---------- Page text

Before we turn to Luke, I need to take us back to Exodus 24 and 34. It is here that we see something of who God truly is. Exodus 24:15-18 reads: “Then Moses went up on the mountain, and the cloud covered the mountain. The glory of the Lord settled on Mount Sinai, and the cloud covered it for six days; on the seventh day he called to Moses out of the cloud. Now the appearance of the glory of the Lord was like a devouring fire on the top of the mountain in the sight of the people of Israel. Moses entered the cloud, and went up on the mountain.”
Humanity cannot see God as God really is. God is not just a really higher version of us, some super-human. God is utterly and completely transcendent, inexpressible, inexplicable, ineffable. Words are incapable of truly saying what it is to be God. And so the bare essence of God, the raw divine spirit revealed to a human being in full would destroy them.
And yet….This God reveals to us what we can bear. In the Old Testament, this was always done in a cloud, so that the pureness of God was still veiled. Like the Sun being hidden behind the clouds. God is everywhere, present in all the world, but at key points and in key places he draws back the curtain and lets humans see something of who God truly is.
And who is this God? The Triune God who is revealed most fully to us now in the person of Jesus Christ. To look at Jesus was to look at the incarnate God; to share in his life is to share in the life of God.

--------------------

Stated exercise
Answer these questions from the passage about God's glory on Mount Sinai.
1. For how many days did the cloud cover Mount Sinai before God called to Moses?
2. In the Old Testament, what was God's revelation always done in?
3. In whose person is the Triune God now revealed most fully?

---------- Entries

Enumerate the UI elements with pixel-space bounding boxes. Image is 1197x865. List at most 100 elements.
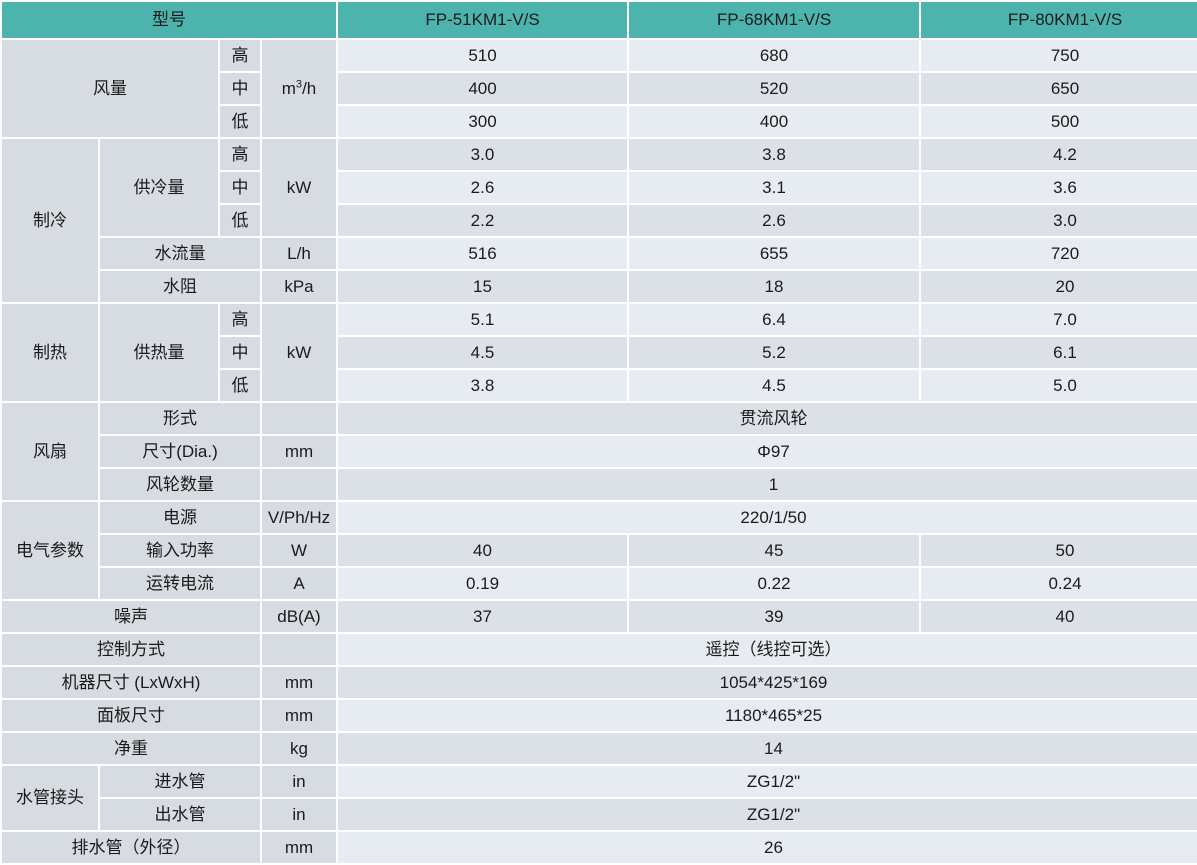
cell-value: 2.6 bbox=[629, 205, 919, 236]
row-fan-count: 风轮数量 1 bbox=[2, 469, 1197, 500]
cell-value: 3.1 bbox=[629, 172, 919, 203]
cell-value-merged: 14 bbox=[338, 733, 1197, 764]
speed-label-mid: 中 bbox=[220, 337, 260, 368]
row-noise: 噪声 dB(A) 37 39 40 bbox=[2, 601, 1197, 632]
label-net-weight: 净重 bbox=[2, 733, 260, 764]
row-cooling-capacity-mid: 中 2.6 3.1 3.6 bbox=[2, 172, 1197, 203]
cell-value: 50 bbox=[921, 535, 1197, 566]
row-airflow-high: 风量 高 m3/h 510 680 750 bbox=[2, 40, 1197, 137]
cell-value: 0.24 bbox=[921, 568, 1197, 599]
unit-net-weight: kg bbox=[262, 733, 336, 764]
cell-value-merged: 220/1/50 bbox=[338, 502, 1197, 533]
unit-fan-count bbox=[262, 469, 336, 500]
unit-airflow: m3/h bbox=[262, 40, 336, 137]
label-noise: 噪声 bbox=[2, 601, 260, 632]
label-drain-pipe: 排水管（外径） bbox=[2, 832, 260, 863]
unit-drain-pipe: mm bbox=[262, 832, 336, 863]
section-label-fan: 风扇 bbox=[2, 403, 98, 500]
cell-value: 5.2 bbox=[629, 337, 919, 368]
cell-value: 0.22 bbox=[629, 568, 919, 599]
cell-value: 40 bbox=[338, 535, 627, 566]
cell-value: 520 bbox=[629, 73, 919, 104]
label-water-resistance: 水阻 bbox=[100, 271, 260, 302]
cell-value: 655 bbox=[629, 238, 919, 269]
row-panel-size: 面板尺寸 mm 1180*465*25 bbox=[2, 700, 1197, 731]
cell-value: 3.6 bbox=[921, 172, 1197, 203]
row-power-supply: 电气参数 电源 V/Ph/Hz 220/1/50 bbox=[2, 502, 1197, 599]
section-label-heating: 制热 bbox=[2, 304, 98, 401]
unit-water-flow: L/h bbox=[262, 238, 336, 269]
row-cooling-water-resistance: 水阻 kPa 15 18 20 bbox=[2, 271, 1197, 302]
cell-value: 3.0 bbox=[338, 139, 627, 170]
speed-label-low: 低 bbox=[220, 205, 260, 236]
cell-value: 6.4 bbox=[629, 304, 919, 335]
row-cooling-capacity-high: 制冷 供冷量 高 kW 3.0 3.8 4.2 bbox=[2, 139, 1197, 302]
row-outlet-pipe: 出水管 in ZG1/2" bbox=[2, 799, 1197, 830]
label-panel-size: 面板尺寸 bbox=[2, 700, 260, 731]
cell-value-merged: 遥控（线控可选） bbox=[338, 634, 1197, 665]
label-control-method: 控制方式 bbox=[2, 634, 260, 665]
header-model-1: FP-51KM1-V/S bbox=[338, 2, 627, 38]
speed-label-low: 低 bbox=[220, 370, 260, 401]
unit-fan-size: mm bbox=[262, 436, 336, 467]
cell-value: 0.19 bbox=[338, 568, 627, 599]
label-power-supply: 电源 bbox=[100, 502, 260, 533]
cell-value-merged: 1180*465*25 bbox=[338, 700, 1197, 731]
row-drain-pipe: 排水管（外径） mm 26 bbox=[2, 832, 1197, 863]
header-model-label: 型号 bbox=[2, 2, 336, 38]
section-label-cooling: 制冷 bbox=[2, 139, 98, 302]
row-fan-size: 尺寸(Dia.) mm Φ97 bbox=[2, 436, 1197, 467]
row-input-power: 输入功率 W 40 45 50 bbox=[2, 535, 1197, 566]
cell-value: 20 bbox=[921, 271, 1197, 302]
cell-value: 750 bbox=[921, 40, 1197, 71]
label-water-flow: 水流量 bbox=[100, 238, 260, 269]
label-input-power: 输入功率 bbox=[100, 535, 260, 566]
speed-label-high: 高 bbox=[220, 40, 260, 71]
section-label-airflow: 风量 bbox=[2, 40, 218, 137]
speed-label-mid: 中 bbox=[220, 73, 260, 104]
row-running-current: 运转电流 A 0.19 0.22 0.24 bbox=[2, 568, 1197, 599]
label-outlet-pipe: 出水管 bbox=[100, 799, 260, 830]
cell-value: 5.0 bbox=[921, 370, 1197, 401]
cell-value-merged: 贯流风轮 bbox=[338, 403, 1197, 434]
unit-inlet-pipe: in bbox=[262, 766, 336, 797]
cell-value-merged: ZG1/2" bbox=[338, 799, 1197, 830]
row-airflow-low: 低 300 400 500 bbox=[2, 106, 1197, 137]
unit-power-supply: V/Ph/Hz bbox=[262, 502, 336, 533]
row-airflow-mid: 中 400 520 650 bbox=[2, 73, 1197, 104]
row-control-method: 控制方式 遥控（线控可选） bbox=[2, 634, 1197, 665]
cell-value: 4.5 bbox=[629, 370, 919, 401]
cell-value: 2.2 bbox=[338, 205, 627, 236]
subsection-label-cooling-capacity: 供冷量 bbox=[100, 139, 218, 236]
unit-machine-size: mm bbox=[262, 667, 336, 698]
cell-value: 5.1 bbox=[338, 304, 627, 335]
cell-value: 400 bbox=[629, 106, 919, 137]
cell-value: 2.6 bbox=[338, 172, 627, 203]
row-machine-size: 机器尺寸 (LxWxH) mm 1054*425*169 bbox=[2, 667, 1197, 698]
cell-value: 3.8 bbox=[629, 139, 919, 170]
row-cooling-water-flow: 水流量 L/h 516 655 720 bbox=[2, 238, 1197, 269]
label-running-current: 运转电流 bbox=[100, 568, 260, 599]
cell-value: 39 bbox=[629, 601, 919, 632]
unit-panel-size: mm bbox=[262, 700, 336, 731]
cell-value: 510 bbox=[338, 40, 627, 71]
cell-value: 300 bbox=[338, 106, 627, 137]
cell-value-merged: 26 bbox=[338, 832, 1197, 863]
speed-label-low: 低 bbox=[220, 106, 260, 137]
label-fan-size: 尺寸(Dia.) bbox=[100, 436, 260, 467]
cell-value-merged: Φ97 bbox=[338, 436, 1197, 467]
cell-value: 720 bbox=[921, 238, 1197, 269]
header-model-3: FP-80KM1-V/S bbox=[921, 2, 1197, 38]
speed-label-high: 高 bbox=[220, 304, 260, 335]
row-net-weight: 净重 kg 14 bbox=[2, 733, 1197, 764]
row-heating-capacity-high: 制热 供热量 高 kW 5.1 6.4 7.0 bbox=[2, 304, 1197, 401]
label-inlet-pipe: 进水管 bbox=[100, 766, 260, 797]
unit-input-power: W bbox=[262, 535, 336, 566]
row-cooling-capacity-low: 低 2.2 2.6 3.0 bbox=[2, 205, 1197, 236]
label-machine-size: 机器尺寸 (LxWxH) bbox=[2, 667, 260, 698]
unit-heating-capacity: kW bbox=[262, 304, 336, 401]
cell-value: 516 bbox=[338, 238, 627, 269]
row-heating-capacity-low: 低 3.8 4.5 5.0 bbox=[2, 370, 1197, 401]
cell-value: 18 bbox=[629, 271, 919, 302]
section-label-water-pipe: 水管接头 bbox=[2, 766, 98, 830]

--------------------

Answer to the task
1. Six days
2. A cloud
3. Jesus Christ